REQUIREMENT ▸ Which lines have the string "kind"? Copy all of them from the entries below.

EXCERPTED RECORDS ▸

__________

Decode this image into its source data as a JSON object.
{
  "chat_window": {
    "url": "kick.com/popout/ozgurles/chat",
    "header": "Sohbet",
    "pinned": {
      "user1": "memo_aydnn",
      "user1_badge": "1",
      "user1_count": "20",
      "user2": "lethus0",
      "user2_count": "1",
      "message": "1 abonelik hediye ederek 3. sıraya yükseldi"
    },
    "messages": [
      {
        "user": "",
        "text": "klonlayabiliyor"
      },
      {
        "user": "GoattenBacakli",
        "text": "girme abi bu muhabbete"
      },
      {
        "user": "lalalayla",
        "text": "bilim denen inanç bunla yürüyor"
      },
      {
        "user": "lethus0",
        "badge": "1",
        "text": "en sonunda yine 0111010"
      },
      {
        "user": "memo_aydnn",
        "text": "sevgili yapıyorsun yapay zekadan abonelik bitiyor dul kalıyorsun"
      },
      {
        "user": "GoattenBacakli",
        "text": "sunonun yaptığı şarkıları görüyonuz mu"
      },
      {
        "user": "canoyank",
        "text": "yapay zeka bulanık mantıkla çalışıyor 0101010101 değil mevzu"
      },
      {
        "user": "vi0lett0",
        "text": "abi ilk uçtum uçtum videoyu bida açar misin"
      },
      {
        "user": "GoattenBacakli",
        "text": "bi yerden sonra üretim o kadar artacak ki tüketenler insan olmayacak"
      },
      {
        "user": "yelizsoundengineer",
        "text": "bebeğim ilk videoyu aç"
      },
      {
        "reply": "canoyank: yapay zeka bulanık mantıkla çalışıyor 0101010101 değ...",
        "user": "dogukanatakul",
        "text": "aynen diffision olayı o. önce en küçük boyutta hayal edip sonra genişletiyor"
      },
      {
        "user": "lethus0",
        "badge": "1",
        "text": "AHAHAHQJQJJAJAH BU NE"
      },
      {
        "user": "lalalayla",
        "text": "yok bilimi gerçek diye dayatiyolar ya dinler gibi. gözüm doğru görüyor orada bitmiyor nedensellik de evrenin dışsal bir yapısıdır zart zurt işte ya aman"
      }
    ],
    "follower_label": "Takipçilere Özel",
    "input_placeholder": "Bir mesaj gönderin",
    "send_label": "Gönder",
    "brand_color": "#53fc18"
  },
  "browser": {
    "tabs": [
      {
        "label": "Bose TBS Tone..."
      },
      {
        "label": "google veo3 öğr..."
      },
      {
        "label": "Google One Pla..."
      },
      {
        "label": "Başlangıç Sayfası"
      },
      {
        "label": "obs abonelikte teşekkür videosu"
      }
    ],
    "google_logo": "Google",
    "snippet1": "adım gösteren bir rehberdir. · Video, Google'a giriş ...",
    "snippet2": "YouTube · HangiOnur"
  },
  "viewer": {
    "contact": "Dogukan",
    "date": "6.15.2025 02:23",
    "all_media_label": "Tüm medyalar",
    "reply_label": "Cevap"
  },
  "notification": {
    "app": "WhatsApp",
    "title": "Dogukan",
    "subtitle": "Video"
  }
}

__________

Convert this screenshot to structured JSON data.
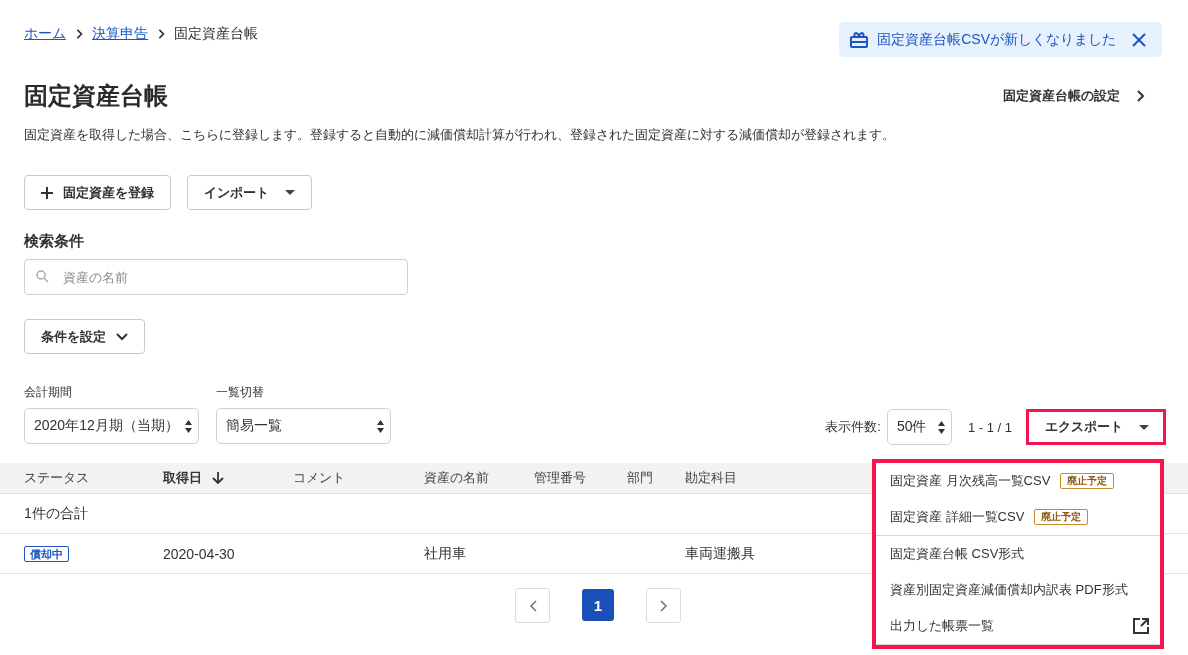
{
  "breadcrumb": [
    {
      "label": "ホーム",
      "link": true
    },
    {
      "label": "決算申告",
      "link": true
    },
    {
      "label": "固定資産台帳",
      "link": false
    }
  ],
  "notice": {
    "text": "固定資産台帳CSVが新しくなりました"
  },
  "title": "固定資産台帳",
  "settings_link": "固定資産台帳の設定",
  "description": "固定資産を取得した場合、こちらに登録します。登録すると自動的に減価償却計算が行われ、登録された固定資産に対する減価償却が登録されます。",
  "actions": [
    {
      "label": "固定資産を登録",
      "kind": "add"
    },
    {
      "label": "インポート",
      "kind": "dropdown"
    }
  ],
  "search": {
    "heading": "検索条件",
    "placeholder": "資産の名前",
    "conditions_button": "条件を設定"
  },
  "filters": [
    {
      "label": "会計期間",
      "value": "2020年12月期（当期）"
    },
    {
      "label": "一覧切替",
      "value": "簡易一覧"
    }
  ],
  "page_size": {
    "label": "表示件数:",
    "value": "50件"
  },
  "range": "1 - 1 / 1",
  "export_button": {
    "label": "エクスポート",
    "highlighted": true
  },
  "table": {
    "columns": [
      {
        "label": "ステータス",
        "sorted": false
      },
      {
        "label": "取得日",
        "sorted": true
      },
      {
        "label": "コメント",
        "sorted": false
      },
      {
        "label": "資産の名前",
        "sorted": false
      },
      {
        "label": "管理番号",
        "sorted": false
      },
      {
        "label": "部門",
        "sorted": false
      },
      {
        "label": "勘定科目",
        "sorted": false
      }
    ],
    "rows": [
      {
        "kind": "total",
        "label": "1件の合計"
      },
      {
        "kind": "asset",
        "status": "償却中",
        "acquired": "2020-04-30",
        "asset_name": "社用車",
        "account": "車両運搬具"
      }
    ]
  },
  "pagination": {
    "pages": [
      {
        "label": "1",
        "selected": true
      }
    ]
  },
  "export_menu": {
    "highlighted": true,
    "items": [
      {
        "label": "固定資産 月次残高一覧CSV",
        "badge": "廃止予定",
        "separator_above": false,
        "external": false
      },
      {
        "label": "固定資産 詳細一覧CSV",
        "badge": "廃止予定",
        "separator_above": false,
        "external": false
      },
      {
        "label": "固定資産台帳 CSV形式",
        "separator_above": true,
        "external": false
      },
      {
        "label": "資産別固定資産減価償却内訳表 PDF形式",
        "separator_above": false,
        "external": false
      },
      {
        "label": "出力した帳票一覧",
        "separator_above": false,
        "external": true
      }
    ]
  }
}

__________

SOLUTION FOR THIS EXERCISE ▸
      "kind": "add"
      "kind": "dropdown"
        "kind": "total",
        "kind": "asset",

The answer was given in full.